**WORK TO DO:** Extract the full listing verbatim and drop any pictures from your copy.

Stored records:
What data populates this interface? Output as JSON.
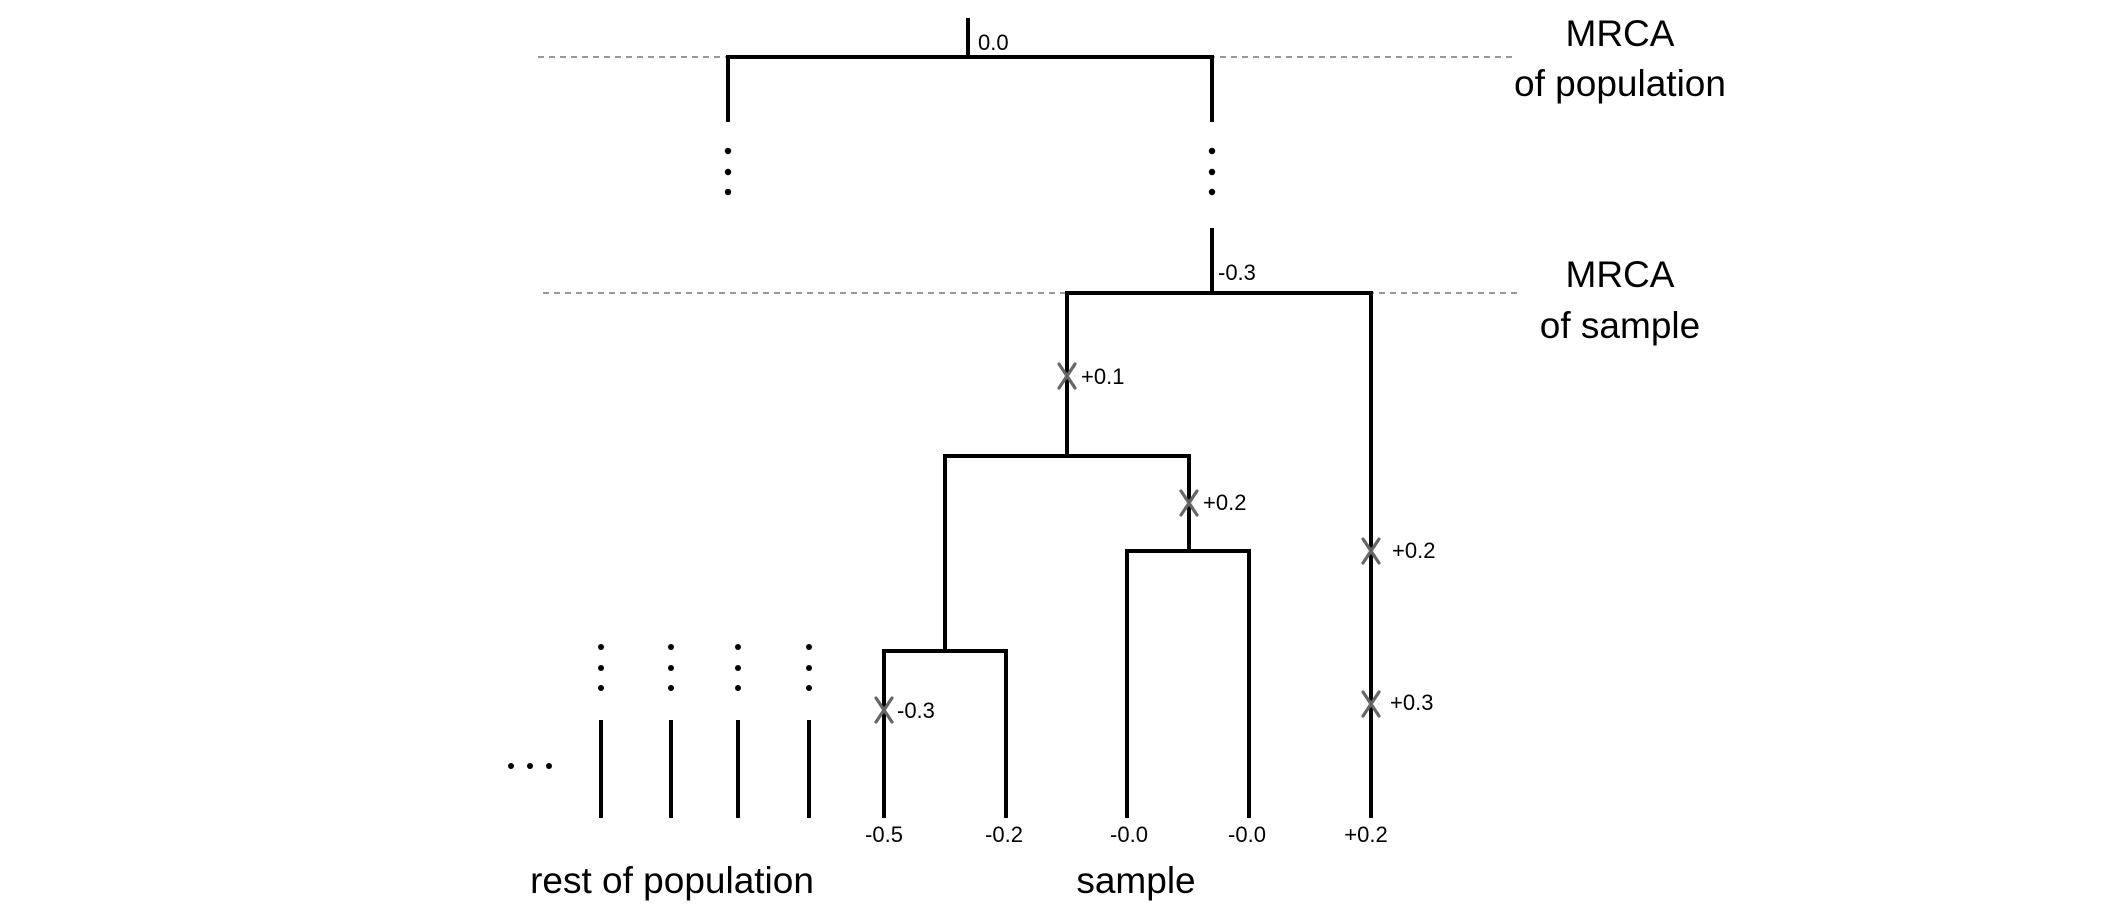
{
  "mrca_population": {
    "line1": "MRCA",
    "line2": "of population",
    "value": "0.0"
  },
  "mrca_sample": {
    "line1": "MRCA",
    "line2": "of sample",
    "value": "-0.3"
  },
  "mutations": {
    "upper_left_branch": "+0.1",
    "inner_clade_branch": "+0.2",
    "right_branch_upper": "+0.2",
    "right_branch_lower": "+0.3",
    "leftmost_leaf_branch": "-0.3"
  },
  "leaf_values": [
    "-0.5",
    "-0.2",
    "-0.0",
    "-0.0",
    "+0.2"
  ],
  "group_labels": {
    "rest": "rest of population",
    "sample": "sample"
  },
  "colors": {
    "branch": "#000000",
    "guide_line": "#777777",
    "mutation_marker": "#666666"
  }
}
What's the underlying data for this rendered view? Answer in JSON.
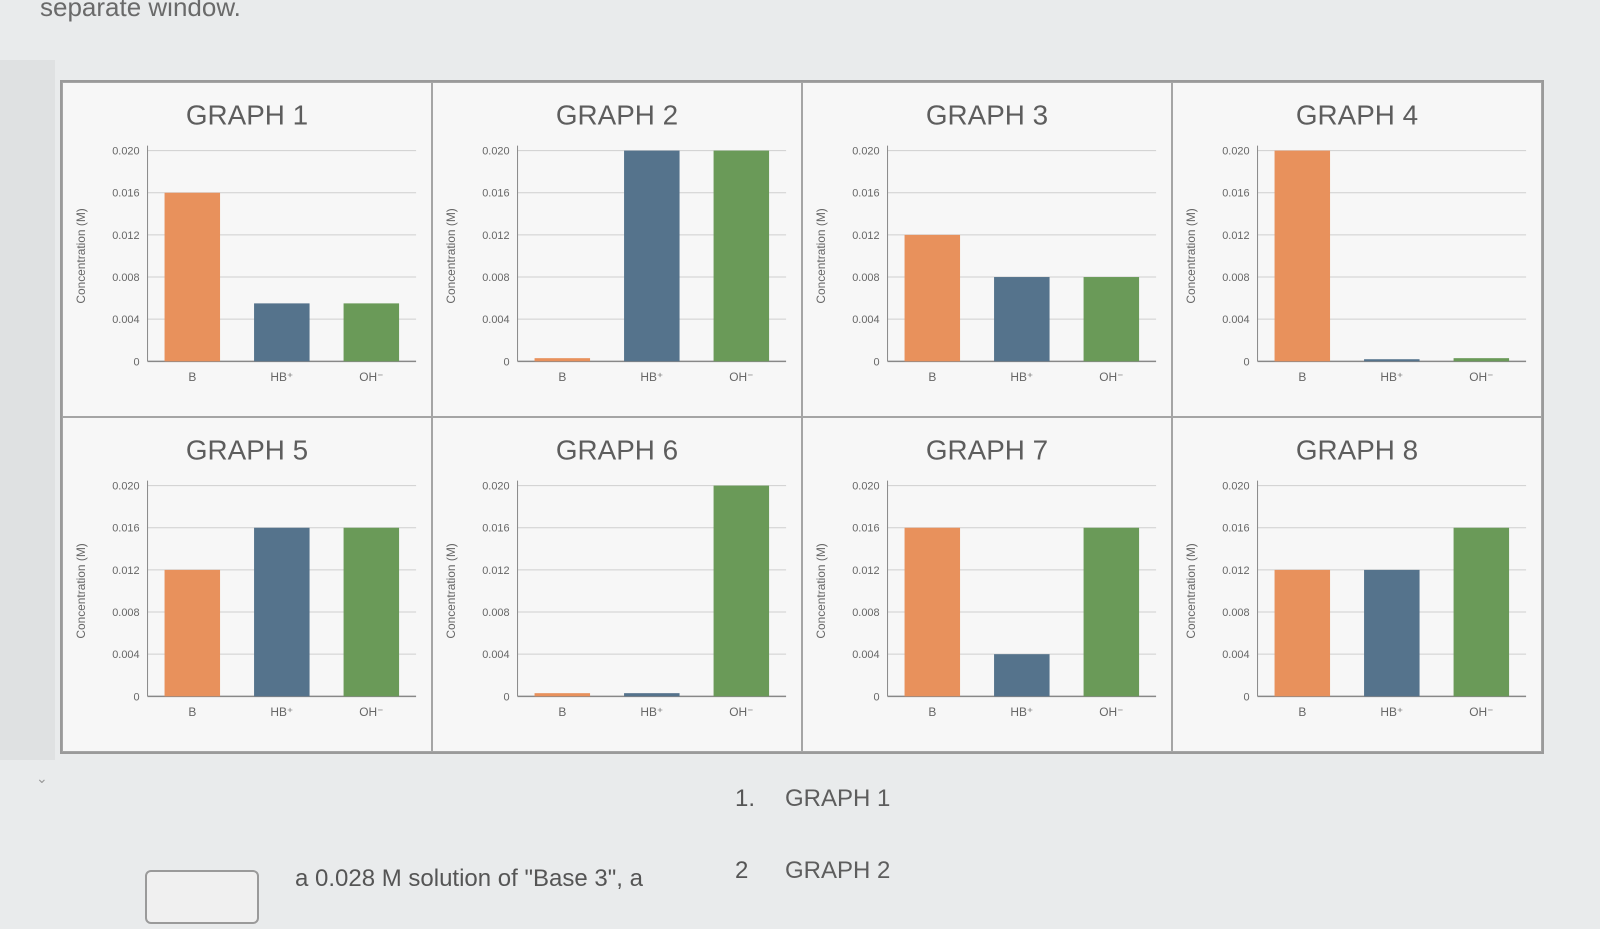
{
  "page": {
    "top_text": "separate window.",
    "question_text": "a 0.028 M solution of \"Base 3\", a"
  },
  "answers": [
    {
      "num": "1.",
      "label": "GRAPH 1"
    },
    {
      "num": "2",
      "label": "GRAPH 2"
    }
  ],
  "colors": {
    "B": "#e8915c",
    "HB": "#55738c",
    "OH": "#6a9a58",
    "grid": "#cfcfcf",
    "axis": "#888888"
  },
  "chart_data": [
    {
      "type": "bar",
      "title": "GRAPH 1",
      "ylabel": "Concentration (M)",
      "categories": [
        "B",
        "HB⁺",
        "OH⁻"
      ],
      "values": [
        0.016,
        0.0055,
        0.0055
      ],
      "ylim": [
        0,
        0.02
      ],
      "yticks": [
        "0",
        "0.004",
        "0.008",
        "0.012",
        "0.016",
        "0.020"
      ],
      "grid": true
    },
    {
      "type": "bar",
      "title": "GRAPH 2",
      "ylabel": "Concentration (M)",
      "categories": [
        "B",
        "HB⁺",
        "OH⁻"
      ],
      "values": [
        0.0003,
        0.02,
        0.02
      ],
      "ylim": [
        0,
        0.02
      ],
      "yticks": [
        "0",
        "0.004",
        "0.008",
        "0.012",
        "0.016",
        "0.020"
      ],
      "grid": true
    },
    {
      "type": "bar",
      "title": "GRAPH 3",
      "ylabel": "Concentration (M)",
      "categories": [
        "B",
        "HB⁺",
        "OH⁻"
      ],
      "values": [
        0.012,
        0.008,
        0.008
      ],
      "ylim": [
        0,
        0.02
      ],
      "yticks": [
        "0",
        "0.004",
        "0.008",
        "0.012",
        "0.016",
        "0.020"
      ],
      "grid": true
    },
    {
      "type": "bar",
      "title": "GRAPH 4",
      "ylabel": "Concentration (M)",
      "categories": [
        "B",
        "HB⁺",
        "OH⁻"
      ],
      "values": [
        0.02,
        0.0002,
        0.0003
      ],
      "ylim": [
        0,
        0.02
      ],
      "yticks": [
        "0",
        "0.004",
        "0.008",
        "0.012",
        "0.016",
        "0.020"
      ],
      "grid": true
    },
    {
      "type": "bar",
      "title": "GRAPH 5",
      "ylabel": "Concentration (M)",
      "categories": [
        "B",
        "HB⁺",
        "OH⁻"
      ],
      "values": [
        0.012,
        0.016,
        0.016
      ],
      "ylim": [
        0,
        0.02
      ],
      "yticks": [
        "0",
        "0.004",
        "0.008",
        "0.012",
        "0.016",
        "0.020"
      ],
      "grid": true
    },
    {
      "type": "bar",
      "title": "GRAPH 6",
      "ylabel": "Concentration (M)",
      "categories": [
        "B",
        "HB⁺",
        "OH⁻"
      ],
      "values": [
        0.0003,
        0.0003,
        0.02
      ],
      "ylim": [
        0,
        0.02
      ],
      "yticks": [
        "0",
        "0.004",
        "0.008",
        "0.012",
        "0.016",
        "0.020"
      ],
      "grid": true
    },
    {
      "type": "bar",
      "title": "GRAPH 7",
      "ylabel": "Concentration (M)",
      "categories": [
        "B",
        "HB⁺",
        "OH⁻"
      ],
      "values": [
        0.016,
        0.004,
        0.016
      ],
      "ylim": [
        0,
        0.02
      ],
      "yticks": [
        "0",
        "0.004",
        "0.008",
        "0.012",
        "0.016",
        "0.020"
      ],
      "grid": true
    },
    {
      "type": "bar",
      "title": "GRAPH 8",
      "ylabel": "Concentration (M)",
      "categories": [
        "B",
        "HB⁺",
        "OH⁻"
      ],
      "values": [
        0.012,
        0.012,
        0.016
      ],
      "ylim": [
        0,
        0.02
      ],
      "yticks": [
        "0",
        "0.004",
        "0.008",
        "0.012",
        "0.016",
        "0.020"
      ],
      "grid": true
    }
  ]
}
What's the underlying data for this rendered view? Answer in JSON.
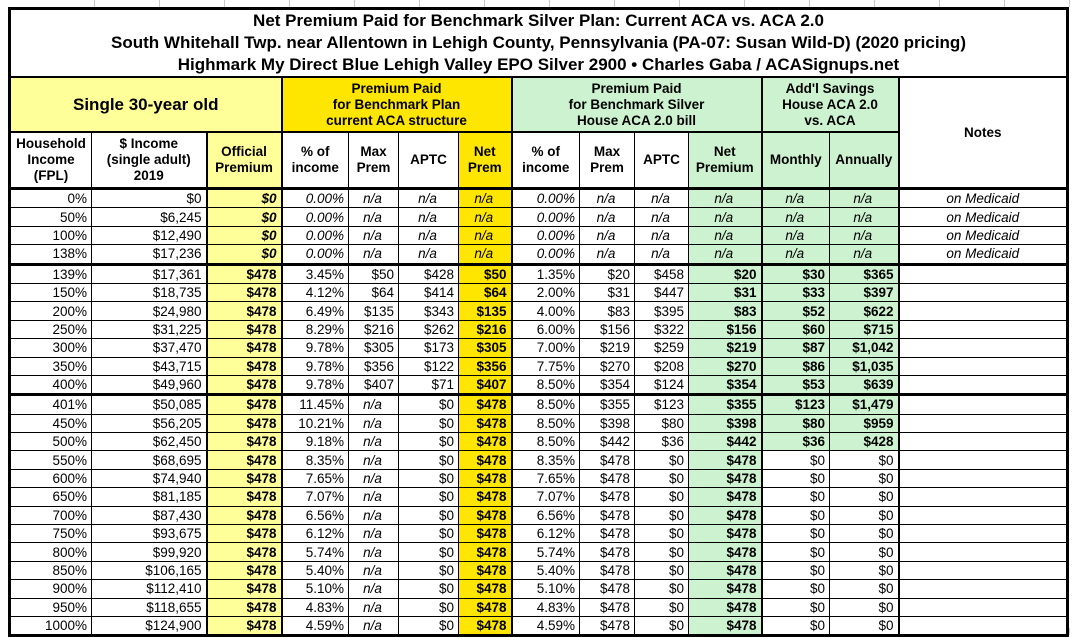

**PROBLEM SOLUTION:**
What data populates this interface? Output as JSON.
{
  "mrca_population": {
    "line1": "MRCA",
    "line2": "of population",
    "value": "0.0"
  },
  "mrca_sample": {
    "line1": "MRCA",
    "line2": "of sample",
    "value": "-0.3"
  },
  "mutations": {
    "upper_left_branch": "+0.1",
    "inner_clade_branch": "+0.2",
    "right_branch_upper": "+0.2",
    "right_branch_lower": "+0.3",
    "leftmost_leaf_branch": "-0.3"
  },
  "leaf_values": [
    "-0.5",
    "-0.2",
    "-0.0",
    "-0.0",
    "+0.2"
  ],
  "group_labels": {
    "rest": "rest of population",
    "sample": "sample"
  },
  "colors": {
    "branch": "#000000",
    "guide_line": "#777777",
    "mutation_marker": "#666666"
  }
}
What's the underlying data for this rendered view? Answer in JSON.
{
  "page": {
    "top_text": "separate window.",
    "question_text": "a 0.028 M solution of \"Base 3\", a"
  },
  "answers": [
    {
      "num": "1.",
      "label": "GRAPH 1"
    },
    {
      "num": "2",
      "label": "GRAPH 2"
    }
  ],
  "colors": {
    "B": "#e8915c",
    "HB": "#55738c",
    "OH": "#6a9a58",
    "grid": "#cfcfcf",
    "axis": "#888888"
  },
  "chart_data": [
    {
      "type": "bar",
      "title": "GRAPH 1",
      "ylabel": "Concentration (M)",
      "categories": [
        "B",
        "HB⁺",
        "OH⁻"
      ],
      "values": [
        0.016,
        0.0055,
        0.0055
      ],
      "ylim": [
        0,
        0.02
      ],
      "yticks": [
        "0",
        "0.004",
        "0.008",
        "0.012",
        "0.016",
        "0.020"
      ],
      "grid": true
    },
    {
      "type": "bar",
      "title": "GRAPH 2",
      "ylabel": "Concentration (M)",
      "categories": [
        "B",
        "HB⁺",
        "OH⁻"
      ],
      "values": [
        0.0003,
        0.02,
        0.02
      ],
      "ylim": [
        0,
        0.02
      ],
      "yticks": [
        "0",
        "0.004",
        "0.008",
        "0.012",
        "0.016",
        "0.020"
      ],
      "grid": true
    },
    {
      "type": "bar",
      "title": "GRAPH 3",
      "ylabel": "Concentration (M)",
      "categories": [
        "B",
        "HB⁺",
        "OH⁻"
      ],
      "values": [
        0.012,
        0.008,
        0.008
      ],
      "ylim": [
        0,
        0.02
      ],
      "yticks": [
        "0",
        "0.004",
        "0.008",
        "0.012",
        "0.016",
        "0.020"
      ],
      "grid": true
    },
    {
      "type": "bar",
      "title": "GRAPH 4",
      "ylabel": "Concentration (M)",
      "categories": [
        "B",
        "HB⁺",
        "OH⁻"
      ],
      "values": [
        0.02,
        0.0002,
        0.0003
      ],
      "ylim": [
        0,
        0.02
      ],
      "yticks": [
        "0",
        "0.004",
        "0.008",
        "0.012",
        "0.016",
        "0.020"
      ],
      "grid": true
    },
    {
      "type": "bar",
      "title": "GRAPH 5",
      "ylabel": "Concentration (M)",
      "categories": [
        "B",
        "HB⁺",
        "OH⁻"
      ],
      "values": [
        0.012,
        0.016,
        0.016
      ],
      "ylim": [
        0,
        0.02
      ],
      "yticks": [
        "0",
        "0.004",
        "0.008",
        "0.012",
        "0.016",
        "0.020"
      ],
      "grid": true
    },
    {
      "type": "bar",
      "title": "GRAPH 6",
      "ylabel": "Concentration (M)",
      "categories": [
        "B",
        "HB⁺",
        "OH⁻"
      ],
      "values": [
        0.0003,
        0.0003,
        0.02
      ],
      "ylim": [
        0,
        0.02
      ],
      "yticks": [
        "0",
        "0.004",
        "0.008",
        "0.012",
        "0.016",
        "0.020"
      ],
      "grid": true
    },
    {
      "type": "bar",
      "title": "GRAPH 7",
      "ylabel": "Concentration (M)",
      "categories": [
        "B",
        "HB⁺",
        "OH⁻"
      ],
      "values": [
        0.016,
        0.004,
        0.016
      ],
      "ylim": [
        0,
        0.02
      ],
      "yticks": [
        "0",
        "0.004",
        "0.008",
        "0.012",
        "0.016",
        "0.020"
      ],
      "grid": true
    },
    {
      "type": "bar",
      "title": "GRAPH 8",
      "ylabel": "Concentration (M)",
      "categories": [
        "B",
        "HB⁺",
        "OH⁻"
      ],
      "values": [
        0.012,
        0.012,
        0.016
      ],
      "ylim": [
        0,
        0.02
      ],
      "yticks": [
        "0",
        "0.004",
        "0.008",
        "0.012",
        "0.016",
        "0.020"
      ],
      "grid": true
    }
  ]
}
What's the underlying data for this rendered view? Answer in JSON.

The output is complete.